» **Fragment strony**
⟨
Pomimo tego że dał mi w kość i pociągnął mnie po kieszeni dość znacznie to lubie go,choć miałem mieszane uczucia i myślałem o sprzedaży.Trzeba wziąć pod uwage że to jest "dziadek"jeśli patrzeć pod kątem przebiegu.Jeśli ktoś się zdecyduje na takie auto musi sie liczyć z naprawami.Jechałem nim ponad 700 km bez grama oleju(nie sprawdziłem a był wyciek)i nic,na wywalonym łożysku i piaście przejechał ponad 1000 km i nie stanął-dzielny "dziadek".Może nie jest najpiękniejszy ale to ma jezdzić i zarabiać
Wrażenia
5,0
Silnik
co prawda poszła uszczelka pod głowicą,ale to z mojej winy,a tak to śmiga jak złoto
3,0
Skrzynia biegów
sterowanie skrzynią poszło,a w tym wypadku tylko holowanie
2,0
Układ jezdny
skarbonka bez dna,zrobie jedno zepsuje sie drugie i tak w kółko
Komfort
5,0
Widoczność
piękna sprawa
4,0
Ergonomia
wszystko w miare pod ręką,do radia daleko, i mało miejsca na nogi u kierowcy
4,0
Wentylacja i ogrzewanie
nie narzekam
3,0
Przestrzeń dla kierowcy i pasażerów
mam busa 9 os.,coś pięknego,najlepszy z możliwych układ siedzeń
1,0
Wyciszenie
buuuuuuuu
Ekonomiczność
3,0
Łatwość utrzymania (pod względem kosztów)
⟩
» **Co zrobić**
Powtórz w całości opinię o aucie zamieszczoną wyżej, bez żadnych zmian.

» **Dane do przejrzenia**
⟨
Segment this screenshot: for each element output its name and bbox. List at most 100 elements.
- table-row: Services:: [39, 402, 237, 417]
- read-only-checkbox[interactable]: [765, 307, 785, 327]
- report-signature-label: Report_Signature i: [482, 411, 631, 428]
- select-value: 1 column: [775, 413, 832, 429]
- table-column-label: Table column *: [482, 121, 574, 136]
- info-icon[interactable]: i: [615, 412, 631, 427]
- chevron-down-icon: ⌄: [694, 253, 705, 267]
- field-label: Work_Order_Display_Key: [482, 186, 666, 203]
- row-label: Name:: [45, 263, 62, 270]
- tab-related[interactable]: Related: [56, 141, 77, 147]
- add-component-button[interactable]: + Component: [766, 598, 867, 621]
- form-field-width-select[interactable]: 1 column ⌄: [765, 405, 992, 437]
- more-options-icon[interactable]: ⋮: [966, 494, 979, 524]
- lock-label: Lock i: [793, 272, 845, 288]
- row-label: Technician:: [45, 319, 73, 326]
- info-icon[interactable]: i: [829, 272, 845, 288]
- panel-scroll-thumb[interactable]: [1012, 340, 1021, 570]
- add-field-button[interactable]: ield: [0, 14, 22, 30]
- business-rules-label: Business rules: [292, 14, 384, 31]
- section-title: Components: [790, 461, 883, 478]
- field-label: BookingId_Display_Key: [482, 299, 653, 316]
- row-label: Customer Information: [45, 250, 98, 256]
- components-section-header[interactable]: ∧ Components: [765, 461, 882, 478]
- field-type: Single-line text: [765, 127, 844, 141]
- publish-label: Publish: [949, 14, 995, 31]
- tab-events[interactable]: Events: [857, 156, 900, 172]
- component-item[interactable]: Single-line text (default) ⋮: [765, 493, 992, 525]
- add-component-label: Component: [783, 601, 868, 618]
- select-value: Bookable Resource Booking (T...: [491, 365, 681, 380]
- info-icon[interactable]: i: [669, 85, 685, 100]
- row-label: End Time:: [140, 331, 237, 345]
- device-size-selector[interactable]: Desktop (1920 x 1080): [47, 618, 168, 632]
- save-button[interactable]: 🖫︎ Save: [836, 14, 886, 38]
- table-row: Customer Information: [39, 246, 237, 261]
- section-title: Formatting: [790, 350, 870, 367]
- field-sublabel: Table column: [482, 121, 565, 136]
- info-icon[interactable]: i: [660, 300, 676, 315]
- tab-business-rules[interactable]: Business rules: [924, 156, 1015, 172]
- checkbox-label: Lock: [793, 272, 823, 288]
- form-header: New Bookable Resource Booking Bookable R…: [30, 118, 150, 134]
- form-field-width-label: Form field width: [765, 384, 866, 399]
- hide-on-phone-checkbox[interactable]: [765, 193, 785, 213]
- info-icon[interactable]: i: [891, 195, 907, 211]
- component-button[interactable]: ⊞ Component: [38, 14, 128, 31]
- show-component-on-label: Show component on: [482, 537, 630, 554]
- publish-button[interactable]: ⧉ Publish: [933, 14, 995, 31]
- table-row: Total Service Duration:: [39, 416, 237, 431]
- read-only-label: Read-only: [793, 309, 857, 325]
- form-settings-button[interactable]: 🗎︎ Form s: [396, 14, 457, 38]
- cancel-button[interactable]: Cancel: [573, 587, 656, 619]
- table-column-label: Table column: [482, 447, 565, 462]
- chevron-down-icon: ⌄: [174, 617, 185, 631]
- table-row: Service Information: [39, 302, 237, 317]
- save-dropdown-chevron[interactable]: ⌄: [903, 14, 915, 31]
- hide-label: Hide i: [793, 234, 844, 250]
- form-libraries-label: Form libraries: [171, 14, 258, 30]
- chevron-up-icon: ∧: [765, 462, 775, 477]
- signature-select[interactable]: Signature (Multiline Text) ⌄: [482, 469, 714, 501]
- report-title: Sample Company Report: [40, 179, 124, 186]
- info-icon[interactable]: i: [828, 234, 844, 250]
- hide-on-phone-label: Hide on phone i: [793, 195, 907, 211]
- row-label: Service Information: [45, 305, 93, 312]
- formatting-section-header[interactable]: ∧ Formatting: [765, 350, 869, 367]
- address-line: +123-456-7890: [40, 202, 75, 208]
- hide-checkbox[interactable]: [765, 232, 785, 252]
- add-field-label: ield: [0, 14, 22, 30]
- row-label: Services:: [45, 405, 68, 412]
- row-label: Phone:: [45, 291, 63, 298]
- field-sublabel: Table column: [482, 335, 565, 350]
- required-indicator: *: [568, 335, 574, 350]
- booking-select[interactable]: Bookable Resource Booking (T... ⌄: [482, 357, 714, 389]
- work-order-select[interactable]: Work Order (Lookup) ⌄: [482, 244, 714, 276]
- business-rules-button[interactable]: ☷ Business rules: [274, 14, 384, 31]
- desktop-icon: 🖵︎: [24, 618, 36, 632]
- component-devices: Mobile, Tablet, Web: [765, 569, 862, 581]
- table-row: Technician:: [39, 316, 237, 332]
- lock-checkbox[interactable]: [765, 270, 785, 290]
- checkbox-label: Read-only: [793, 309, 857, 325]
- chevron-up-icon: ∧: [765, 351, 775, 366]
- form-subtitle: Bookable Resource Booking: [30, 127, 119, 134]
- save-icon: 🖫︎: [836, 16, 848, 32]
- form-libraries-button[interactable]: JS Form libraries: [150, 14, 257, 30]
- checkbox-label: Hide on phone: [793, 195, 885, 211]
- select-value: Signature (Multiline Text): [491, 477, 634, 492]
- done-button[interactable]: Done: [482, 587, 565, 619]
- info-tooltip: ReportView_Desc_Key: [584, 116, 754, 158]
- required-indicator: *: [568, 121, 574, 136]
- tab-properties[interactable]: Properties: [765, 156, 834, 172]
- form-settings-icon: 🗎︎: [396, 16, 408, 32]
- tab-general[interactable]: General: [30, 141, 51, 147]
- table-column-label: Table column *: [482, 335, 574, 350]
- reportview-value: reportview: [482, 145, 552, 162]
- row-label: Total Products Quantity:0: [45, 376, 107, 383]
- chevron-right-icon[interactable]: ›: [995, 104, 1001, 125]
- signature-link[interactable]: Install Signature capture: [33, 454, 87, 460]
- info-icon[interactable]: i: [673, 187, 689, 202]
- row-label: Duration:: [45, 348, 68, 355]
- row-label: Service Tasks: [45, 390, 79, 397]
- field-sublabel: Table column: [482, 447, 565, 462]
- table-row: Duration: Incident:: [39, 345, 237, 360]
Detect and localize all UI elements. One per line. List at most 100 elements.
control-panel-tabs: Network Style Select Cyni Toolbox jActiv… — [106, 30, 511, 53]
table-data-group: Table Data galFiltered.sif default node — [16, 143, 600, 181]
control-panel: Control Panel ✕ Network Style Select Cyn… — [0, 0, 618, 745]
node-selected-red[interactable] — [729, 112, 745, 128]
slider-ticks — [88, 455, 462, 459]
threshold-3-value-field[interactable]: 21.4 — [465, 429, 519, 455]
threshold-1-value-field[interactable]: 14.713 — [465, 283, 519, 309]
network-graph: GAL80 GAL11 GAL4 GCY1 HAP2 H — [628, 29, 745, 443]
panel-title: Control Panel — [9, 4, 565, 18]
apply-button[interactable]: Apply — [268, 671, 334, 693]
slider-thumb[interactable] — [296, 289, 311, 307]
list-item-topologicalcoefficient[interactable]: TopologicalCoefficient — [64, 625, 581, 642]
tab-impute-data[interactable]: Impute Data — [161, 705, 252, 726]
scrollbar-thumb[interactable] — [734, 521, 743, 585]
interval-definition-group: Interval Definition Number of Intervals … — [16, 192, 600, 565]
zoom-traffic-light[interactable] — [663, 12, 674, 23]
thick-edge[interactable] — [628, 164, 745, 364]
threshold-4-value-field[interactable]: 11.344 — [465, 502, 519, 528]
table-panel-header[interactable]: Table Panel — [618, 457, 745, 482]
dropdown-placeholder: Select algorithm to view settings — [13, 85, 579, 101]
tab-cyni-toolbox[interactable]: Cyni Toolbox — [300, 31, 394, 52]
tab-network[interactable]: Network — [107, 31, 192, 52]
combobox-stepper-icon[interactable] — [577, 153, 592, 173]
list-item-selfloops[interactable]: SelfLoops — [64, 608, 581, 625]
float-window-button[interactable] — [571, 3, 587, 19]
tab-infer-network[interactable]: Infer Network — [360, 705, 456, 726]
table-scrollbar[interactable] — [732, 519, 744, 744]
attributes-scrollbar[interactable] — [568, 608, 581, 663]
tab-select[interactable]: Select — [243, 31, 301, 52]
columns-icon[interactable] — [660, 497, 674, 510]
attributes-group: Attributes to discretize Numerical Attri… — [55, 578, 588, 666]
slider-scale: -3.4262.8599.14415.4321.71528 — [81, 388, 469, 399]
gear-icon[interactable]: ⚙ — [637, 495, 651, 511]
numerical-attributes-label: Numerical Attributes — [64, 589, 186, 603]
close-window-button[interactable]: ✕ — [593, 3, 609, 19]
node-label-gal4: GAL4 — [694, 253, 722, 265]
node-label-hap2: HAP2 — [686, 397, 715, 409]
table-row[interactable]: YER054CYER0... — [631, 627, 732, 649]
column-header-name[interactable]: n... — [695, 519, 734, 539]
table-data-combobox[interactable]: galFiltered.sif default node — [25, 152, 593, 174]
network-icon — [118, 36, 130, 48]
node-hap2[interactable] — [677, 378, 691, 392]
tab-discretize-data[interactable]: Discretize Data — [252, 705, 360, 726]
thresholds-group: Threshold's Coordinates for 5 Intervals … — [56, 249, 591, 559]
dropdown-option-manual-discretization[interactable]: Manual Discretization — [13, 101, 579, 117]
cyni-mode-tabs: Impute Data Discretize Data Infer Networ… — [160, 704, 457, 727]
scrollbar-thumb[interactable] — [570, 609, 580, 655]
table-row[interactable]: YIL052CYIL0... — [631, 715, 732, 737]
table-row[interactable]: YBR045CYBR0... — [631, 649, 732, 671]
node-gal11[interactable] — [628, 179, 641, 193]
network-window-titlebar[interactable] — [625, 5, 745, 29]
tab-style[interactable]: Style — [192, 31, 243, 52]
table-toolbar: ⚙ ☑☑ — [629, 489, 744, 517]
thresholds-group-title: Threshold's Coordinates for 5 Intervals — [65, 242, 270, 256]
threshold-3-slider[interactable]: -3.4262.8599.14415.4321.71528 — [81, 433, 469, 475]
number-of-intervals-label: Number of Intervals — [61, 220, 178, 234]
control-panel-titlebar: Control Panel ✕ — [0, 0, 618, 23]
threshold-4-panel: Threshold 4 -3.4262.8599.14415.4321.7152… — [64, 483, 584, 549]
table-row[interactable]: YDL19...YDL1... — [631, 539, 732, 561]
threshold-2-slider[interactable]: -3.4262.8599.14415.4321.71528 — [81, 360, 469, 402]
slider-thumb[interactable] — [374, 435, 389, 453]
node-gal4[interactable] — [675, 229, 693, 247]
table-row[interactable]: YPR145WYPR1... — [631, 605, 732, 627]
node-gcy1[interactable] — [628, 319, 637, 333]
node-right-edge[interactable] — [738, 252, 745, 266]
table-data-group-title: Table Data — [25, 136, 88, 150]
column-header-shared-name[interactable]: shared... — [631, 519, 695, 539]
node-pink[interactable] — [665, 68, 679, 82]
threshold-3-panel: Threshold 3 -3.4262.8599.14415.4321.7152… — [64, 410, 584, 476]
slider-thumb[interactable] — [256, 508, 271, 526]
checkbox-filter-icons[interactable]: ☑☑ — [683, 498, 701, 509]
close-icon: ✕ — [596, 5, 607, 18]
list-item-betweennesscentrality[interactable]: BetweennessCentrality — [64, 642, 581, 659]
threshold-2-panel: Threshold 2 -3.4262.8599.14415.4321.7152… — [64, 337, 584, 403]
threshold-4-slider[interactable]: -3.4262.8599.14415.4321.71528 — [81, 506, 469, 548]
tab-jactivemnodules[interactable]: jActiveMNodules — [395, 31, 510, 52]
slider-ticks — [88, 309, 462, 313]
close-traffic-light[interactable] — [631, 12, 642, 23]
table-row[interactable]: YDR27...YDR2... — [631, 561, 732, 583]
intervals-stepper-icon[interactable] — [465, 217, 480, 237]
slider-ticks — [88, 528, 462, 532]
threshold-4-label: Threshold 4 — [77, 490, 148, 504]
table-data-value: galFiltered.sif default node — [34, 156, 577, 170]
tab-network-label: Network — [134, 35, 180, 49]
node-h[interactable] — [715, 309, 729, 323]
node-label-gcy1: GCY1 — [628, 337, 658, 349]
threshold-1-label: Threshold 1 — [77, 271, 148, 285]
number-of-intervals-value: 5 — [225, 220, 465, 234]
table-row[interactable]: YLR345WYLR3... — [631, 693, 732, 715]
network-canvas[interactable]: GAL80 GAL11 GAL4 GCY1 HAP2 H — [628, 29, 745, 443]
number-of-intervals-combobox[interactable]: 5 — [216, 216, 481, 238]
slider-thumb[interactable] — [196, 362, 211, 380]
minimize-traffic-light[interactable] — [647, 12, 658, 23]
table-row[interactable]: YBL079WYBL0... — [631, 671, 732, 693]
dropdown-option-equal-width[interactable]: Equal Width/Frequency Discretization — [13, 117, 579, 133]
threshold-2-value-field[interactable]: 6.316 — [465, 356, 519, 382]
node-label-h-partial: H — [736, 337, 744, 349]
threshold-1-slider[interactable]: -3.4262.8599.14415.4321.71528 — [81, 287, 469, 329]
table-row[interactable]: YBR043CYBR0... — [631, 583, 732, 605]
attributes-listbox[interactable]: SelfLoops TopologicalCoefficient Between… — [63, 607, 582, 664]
⟩
» **Odpowiedź**
Pomimo tego że dał mi w kość i pociągnął mnie po kieszeni dość znacznie to lubie go,choć miałem mieszane uczucia i myślałem o sprzedaży.Trzeba wziąć pod uwage że to jest "dziadek"jeśli patrzeć pod kątem przebiegu.Jeśli ktoś się zdecyduje na takie auto musi sie liczyć z naprawami.Jechałem nim ponad 700 km bez grama oleju(nie sprawdziłem a był wyciek)i nic,na wywalonym łożysku i piaście przejechał ponad 1000 km i nie stanął-dzielny "dziadek".Może nie jest najpiękniejszy ale to ma jezdzić i zarabiać
Wrażenia
5,0
Silnik
co prawda poszła uszczelka pod głowicą,ale to z mojej winy,a tak to śmiga jak złoto
3,0
Skrzynia biegów
sterowanie skrzynią poszło,a w tym wypadku tylko holowanie
2,0
Układ jezdny
skarbonka bez dna,zrobie jedno zepsuje sie drugie i tak w kółko
Komfort
5,0
Widoczność
piękna sprawa
4,0
Ergonomia
wszystko w miare pod ręką,do radia daleko, i mało miejsca na nogi u kierowcy
4,0
Wentylacja i ogrzewanie
nie narzekam
3,0
Przestrzeń dla kierowcy i pasażerów
mam busa 9 os.,coś pięknego,najlepszy z możliwych układ siedzeń
1,0
Wyciszenie
buuuuuuuu
Ekonomiczność
3,0
Łatwość utrzymania (pod względem kosztów)